PROVIDED RECORDS:
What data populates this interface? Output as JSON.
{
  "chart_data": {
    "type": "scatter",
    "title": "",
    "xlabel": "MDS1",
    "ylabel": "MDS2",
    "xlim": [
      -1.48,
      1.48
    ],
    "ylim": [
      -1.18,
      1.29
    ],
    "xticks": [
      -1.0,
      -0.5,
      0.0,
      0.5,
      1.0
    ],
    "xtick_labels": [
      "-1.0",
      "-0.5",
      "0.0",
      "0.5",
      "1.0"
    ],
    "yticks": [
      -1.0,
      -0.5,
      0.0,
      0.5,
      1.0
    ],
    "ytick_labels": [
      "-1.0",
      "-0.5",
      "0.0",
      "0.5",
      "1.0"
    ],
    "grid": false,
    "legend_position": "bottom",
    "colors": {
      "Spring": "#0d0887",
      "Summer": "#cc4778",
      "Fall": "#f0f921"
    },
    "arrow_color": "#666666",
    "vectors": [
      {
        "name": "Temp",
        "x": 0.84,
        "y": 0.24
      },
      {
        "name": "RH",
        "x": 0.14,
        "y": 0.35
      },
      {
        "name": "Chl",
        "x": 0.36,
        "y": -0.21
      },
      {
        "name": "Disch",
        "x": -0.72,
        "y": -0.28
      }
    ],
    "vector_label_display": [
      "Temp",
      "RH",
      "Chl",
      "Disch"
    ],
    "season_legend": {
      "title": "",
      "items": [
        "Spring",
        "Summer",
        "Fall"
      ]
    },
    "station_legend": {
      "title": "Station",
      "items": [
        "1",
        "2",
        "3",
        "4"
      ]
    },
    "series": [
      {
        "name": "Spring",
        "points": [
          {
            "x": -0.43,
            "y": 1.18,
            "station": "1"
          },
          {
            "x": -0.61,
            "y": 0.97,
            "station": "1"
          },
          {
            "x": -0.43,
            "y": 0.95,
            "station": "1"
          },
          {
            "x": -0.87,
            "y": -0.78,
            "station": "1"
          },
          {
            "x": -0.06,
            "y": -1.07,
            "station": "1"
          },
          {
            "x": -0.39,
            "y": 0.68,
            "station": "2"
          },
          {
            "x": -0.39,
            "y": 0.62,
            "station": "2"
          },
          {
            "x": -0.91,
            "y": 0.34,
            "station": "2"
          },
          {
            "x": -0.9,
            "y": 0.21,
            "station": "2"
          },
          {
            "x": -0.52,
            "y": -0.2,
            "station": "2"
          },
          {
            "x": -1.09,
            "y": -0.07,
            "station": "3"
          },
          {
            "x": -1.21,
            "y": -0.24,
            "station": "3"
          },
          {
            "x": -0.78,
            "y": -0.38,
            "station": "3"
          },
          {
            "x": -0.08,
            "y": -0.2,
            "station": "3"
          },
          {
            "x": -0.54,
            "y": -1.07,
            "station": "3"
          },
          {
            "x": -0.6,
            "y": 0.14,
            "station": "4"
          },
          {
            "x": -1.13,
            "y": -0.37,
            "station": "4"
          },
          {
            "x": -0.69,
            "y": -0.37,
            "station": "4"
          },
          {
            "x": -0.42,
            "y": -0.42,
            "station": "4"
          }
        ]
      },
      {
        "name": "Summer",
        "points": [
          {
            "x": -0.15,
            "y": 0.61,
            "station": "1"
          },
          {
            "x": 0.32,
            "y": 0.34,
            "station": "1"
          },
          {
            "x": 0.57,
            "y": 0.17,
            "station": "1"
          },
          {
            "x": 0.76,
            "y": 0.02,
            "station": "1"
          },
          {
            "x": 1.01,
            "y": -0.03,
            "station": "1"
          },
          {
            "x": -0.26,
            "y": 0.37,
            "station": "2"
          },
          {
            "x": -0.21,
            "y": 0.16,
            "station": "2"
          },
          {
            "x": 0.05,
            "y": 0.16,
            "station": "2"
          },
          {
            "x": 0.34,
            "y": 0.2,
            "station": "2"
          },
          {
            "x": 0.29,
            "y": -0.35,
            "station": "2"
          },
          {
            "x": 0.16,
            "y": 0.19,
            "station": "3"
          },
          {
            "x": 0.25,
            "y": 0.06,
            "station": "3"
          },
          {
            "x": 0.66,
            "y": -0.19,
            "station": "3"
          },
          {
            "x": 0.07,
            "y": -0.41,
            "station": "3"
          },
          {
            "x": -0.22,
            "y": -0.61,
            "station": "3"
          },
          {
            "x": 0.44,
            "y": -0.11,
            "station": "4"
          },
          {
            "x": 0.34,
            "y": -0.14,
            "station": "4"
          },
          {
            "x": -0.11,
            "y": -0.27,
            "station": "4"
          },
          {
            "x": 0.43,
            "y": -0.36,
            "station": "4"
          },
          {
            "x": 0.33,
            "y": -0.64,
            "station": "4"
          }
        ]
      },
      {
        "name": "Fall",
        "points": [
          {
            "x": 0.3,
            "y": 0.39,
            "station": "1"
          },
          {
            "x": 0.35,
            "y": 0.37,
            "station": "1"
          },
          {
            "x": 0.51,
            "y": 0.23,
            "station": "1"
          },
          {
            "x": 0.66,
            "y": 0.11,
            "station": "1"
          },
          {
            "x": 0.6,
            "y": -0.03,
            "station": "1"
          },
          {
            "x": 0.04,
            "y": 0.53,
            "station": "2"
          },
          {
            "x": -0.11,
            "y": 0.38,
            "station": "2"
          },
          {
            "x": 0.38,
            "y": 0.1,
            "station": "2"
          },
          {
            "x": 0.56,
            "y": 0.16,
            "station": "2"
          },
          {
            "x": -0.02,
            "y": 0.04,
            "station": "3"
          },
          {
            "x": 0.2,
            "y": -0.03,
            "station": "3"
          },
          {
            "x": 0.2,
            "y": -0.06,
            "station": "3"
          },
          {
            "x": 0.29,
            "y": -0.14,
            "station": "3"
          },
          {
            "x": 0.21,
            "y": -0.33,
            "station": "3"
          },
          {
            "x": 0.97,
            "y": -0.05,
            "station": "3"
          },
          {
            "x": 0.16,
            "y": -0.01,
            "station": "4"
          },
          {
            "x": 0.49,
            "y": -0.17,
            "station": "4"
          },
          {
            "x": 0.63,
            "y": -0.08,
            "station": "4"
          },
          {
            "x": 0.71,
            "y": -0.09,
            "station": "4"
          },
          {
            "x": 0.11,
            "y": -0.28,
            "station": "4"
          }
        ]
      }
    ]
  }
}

TASK TO CARRY OUT: Faithfully transcribe the whole of the data.

OUTPUT OF THE EXERCISE:
What data populates this interface? Output as JSON.
{
  "chart_data": {
    "type": "scatter",
    "title": "",
    "xlabel": "MDS1",
    "ylabel": "MDS2",
    "xlim": [
      -1.48,
      1.48
    ],
    "ylim": [
      -1.18,
      1.29
    ],
    "xticks": [
      -1.0,
      -0.5,
      0.0,
      0.5,
      1.0
    ],
    "xtick_labels": [
      "-1.0",
      "-0.5",
      "0.0",
      "0.5",
      "1.0"
    ],
    "yticks": [
      -1.0,
      -0.5,
      0.0,
      0.5,
      1.0
    ],
    "ytick_labels": [
      "-1.0",
      "-0.5",
      "0.0",
      "0.5",
      "1.0"
    ],
    "grid": false,
    "legend_position": "bottom",
    "colors": {
      "Spring": "#0d0887",
      "Summer": "#cc4778",
      "Fall": "#f0f921"
    },
    "arrow_color": "#666666",
    "vectors": [
      {
        "name": "Temp",
        "x": 0.84,
        "y": 0.24
      },
      {
        "name": "RH",
        "x": 0.14,
        "y": 0.35
      },
      {
        "name": "Chl",
        "x": 0.36,
        "y": -0.21
      },
      {
        "name": "Disch",
        "x": -0.72,
        "y": -0.28
      }
    ],
    "vector_label_display": [
      "Temp",
      "RH",
      "Chl",
      "Disch"
    ],
    "season_legend": {
      "title": "",
      "items": [
        "Spring",
        "Summer",
        "Fall"
      ]
    },
    "station_legend": {
      "title": "Station",
      "items": [
        "1",
        "2",
        "3",
        "4"
      ]
    },
    "series": [
      {
        "name": "Spring",
        "points": [
          {
            "x": -0.43,
            "y": 1.18,
            "station": "1"
          },
          {
            "x": -0.61,
            "y": 0.97,
            "station": "1"
          },
          {
            "x": -0.43,
            "y": 0.95,
            "station": "1"
          },
          {
            "x": -0.87,
            "y": -0.78,
            "station": "1"
          },
          {
            "x": -0.06,
            "y": -1.07,
            "station": "1"
          },
          {
            "x": -0.39,
            "y": 0.68,
            "station": "2"
          },
          {
            "x": -0.39,
            "y": 0.62,
            "station": "2"
          },
          {
            "x": -0.91,
            "y": 0.34,
            "station": "2"
          },
          {
            "x": -0.9,
            "y": 0.21,
            "station": "2"
          },
          {
            "x": -0.52,
            "y": -0.2,
            "station": "2"
          },
          {
            "x": -1.09,
            "y": -0.07,
            "station": "3"
          },
          {
            "x": -1.21,
            "y": -0.24,
            "station": "3"
          },
          {
            "x": -0.78,
            "y": -0.38,
            "station": "3"
          },
          {
            "x": -0.08,
            "y": -0.2,
            "station": "3"
          },
          {
            "x": -0.54,
            "y": -1.07,
            "station": "3"
          },
          {
            "x": -0.6,
            "y": 0.14,
            "station": "4"
          },
          {
            "x": -1.13,
            "y": -0.37,
            "station": "4"
          },
          {
            "x": -0.69,
            "y": -0.37,
            "station": "4"
          },
          {
            "x": -0.42,
            "y": -0.42,
            "station": "4"
          }
        ]
      },
      {
        "name": "Summer",
        "points": [
          {
            "x": -0.15,
            "y": 0.61,
            "station": "1"
          },
          {
            "x": 0.32,
            "y": 0.34,
            "station": "1"
          },
          {
            "x": 0.57,
            "y": 0.17,
            "station": "1"
          },
          {
            "x": 0.76,
            "y": 0.02,
            "station": "1"
          },
          {
            "x": 1.01,
            "y": -0.03,
            "station": "1"
          },
          {
            "x": -0.26,
            "y": 0.37,
            "station": "2"
          },
          {
            "x": -0.21,
            "y": 0.16,
            "station": "2"
          },
          {
            "x": 0.05,
            "y": 0.16,
            "station": "2"
          },
          {
            "x": 0.34,
            "y": 0.2,
            "station": "2"
          },
          {
            "x": 0.29,
            "y": -0.35,
            "station": "2"
          },
          {
            "x": 0.16,
            "y": 0.19,
            "station": "3"
          },
          {
            "x": 0.25,
            "y": 0.06,
            "station": "3"
          },
          {
            "x": 0.66,
            "y": -0.19,
            "station": "3"
          },
          {
            "x": 0.07,
            "y": -0.41,
            "station": "3"
          },
          {
            "x": -0.22,
            "y": -0.61,
            "station": "3"
          },
          {
            "x": 0.44,
            "y": -0.11,
            "station": "4"
          },
          {
            "x": 0.34,
            "y": -0.14,
            "station": "4"
          },
          {
            "x": -0.11,
            "y": -0.27,
            "station": "4"
          },
          {
            "x": 0.43,
            "y": -0.36,
            "station": "4"
          },
          {
            "x": 0.33,
            "y": -0.64,
            "station": "4"
          }
        ]
      },
      {
        "name": "Fall",
        "points": [
          {
            "x": 0.3,
            "y": 0.39,
            "station": "1"
          },
          {
            "x": 0.35,
            "y": 0.37,
            "station": "1"
          },
          {
            "x": 0.51,
            "y": 0.23,
            "station": "1"
          },
          {
            "x": 0.66,
            "y": 0.11,
            "station": "1"
          },
          {
            "x": 0.6,
            "y": -0.03,
            "station": "1"
          },
          {
            "x": 0.04,
            "y": 0.53,
            "station": "2"
          },
          {
            "x": -0.11,
            "y": 0.38,
            "station": "2"
          },
          {
            "x": 0.38,
            "y": 0.1,
            "station": "2"
          },
          {
            "x": 0.56,
            "y": 0.16,
            "station": "2"
          },
          {
            "x": -0.02,
            "y": 0.04,
            "station": "3"
          },
          {
            "x": 0.2,
            "y": -0.03,
            "station": "3"
          },
          {
            "x": 0.2,
            "y": -0.06,
            "station": "3"
          },
          {
            "x": 0.29,
            "y": -0.14,
            "station": "3"
          },
          {
            "x": 0.21,
            "y": -0.33,
            "station": "3"
          },
          {
            "x": 0.97,
            "y": -0.05,
            "station": "3"
          },
          {
            "x": 0.16,
            "y": -0.01,
            "station": "4"
          },
          {
            "x": 0.49,
            "y": -0.17,
            "station": "4"
          },
          {
            "x": 0.63,
            "y": -0.08,
            "station": "4"
          },
          {
            "x": 0.71,
            "y": -0.09,
            "station": "4"
          },
          {
            "x": 0.11,
            "y": -0.28,
            "station": "4"
          }
        ]
      }
    ]
  }
}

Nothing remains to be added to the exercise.